Reproduce every line of the entries below without any changes, and leave out the pictures.
--------
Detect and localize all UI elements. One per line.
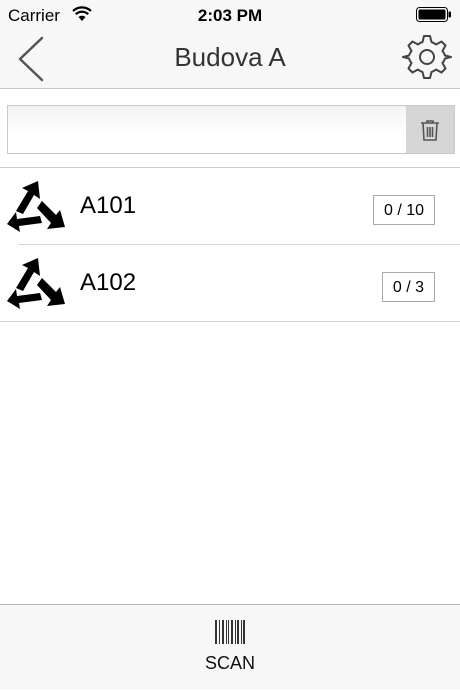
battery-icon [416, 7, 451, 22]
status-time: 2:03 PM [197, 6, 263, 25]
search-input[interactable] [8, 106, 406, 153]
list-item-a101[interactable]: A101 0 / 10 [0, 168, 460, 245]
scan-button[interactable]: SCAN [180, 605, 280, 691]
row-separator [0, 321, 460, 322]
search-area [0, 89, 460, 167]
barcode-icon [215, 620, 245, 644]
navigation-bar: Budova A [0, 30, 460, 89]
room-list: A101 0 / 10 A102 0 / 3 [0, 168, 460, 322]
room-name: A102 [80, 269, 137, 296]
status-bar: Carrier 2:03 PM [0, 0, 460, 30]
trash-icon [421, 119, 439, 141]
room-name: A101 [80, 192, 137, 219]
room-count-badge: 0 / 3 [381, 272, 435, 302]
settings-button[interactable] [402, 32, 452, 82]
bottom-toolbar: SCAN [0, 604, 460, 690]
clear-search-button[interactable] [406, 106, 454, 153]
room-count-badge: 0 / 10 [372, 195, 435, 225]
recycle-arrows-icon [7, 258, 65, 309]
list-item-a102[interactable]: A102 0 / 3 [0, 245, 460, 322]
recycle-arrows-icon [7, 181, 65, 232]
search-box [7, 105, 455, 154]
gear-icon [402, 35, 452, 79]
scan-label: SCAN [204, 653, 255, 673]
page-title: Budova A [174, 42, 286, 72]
--------
▸ SOLUTION TO THE EXERCISE:
Detect and localize all UI elements. One per line.
battery-icon [416, 7, 451, 22]
status-time: 2:03 PM [197, 6, 263, 25]
search-input[interactable] [8, 106, 406, 153]
list-item-a101[interactable]: A101 0 / 10 [0, 168, 460, 245]
scan-button[interactable]: SCAN [180, 605, 280, 691]
row-separator [0, 321, 460, 322]
search-area [0, 89, 460, 167]
barcode-icon [215, 620, 245, 644]
navigation-bar: Budova A [0, 30, 460, 89]
room-list: A101 0 / 10 A102 0 / 3 [0, 168, 460, 322]
room-name: A102 [80, 269, 137, 296]
status-bar: Carrier 2:03 PM [0, 0, 460, 30]
trash-icon [421, 119, 439, 141]
room-name: A101 [80, 192, 137, 219]
room-count-badge: 0 / 3 [381, 272, 435, 302]
settings-button[interactable] [402, 32, 452, 82]
bottom-toolbar: SCAN [0, 604, 460, 690]
clear-search-button[interactable] [406, 106, 454, 153]
room-count-badge: 0 / 10 [372, 195, 435, 225]
recycle-arrows-icon [7, 258, 65, 309]
list-item-a102[interactable]: A102 0 / 3 [0, 245, 460, 322]
recycle-arrows-icon [7, 181, 65, 232]
search-box [7, 105, 455, 154]
gear-icon [402, 35, 452, 79]
scan-label: SCAN [204, 653, 255, 673]
page-title: Budova A [174, 42, 286, 72]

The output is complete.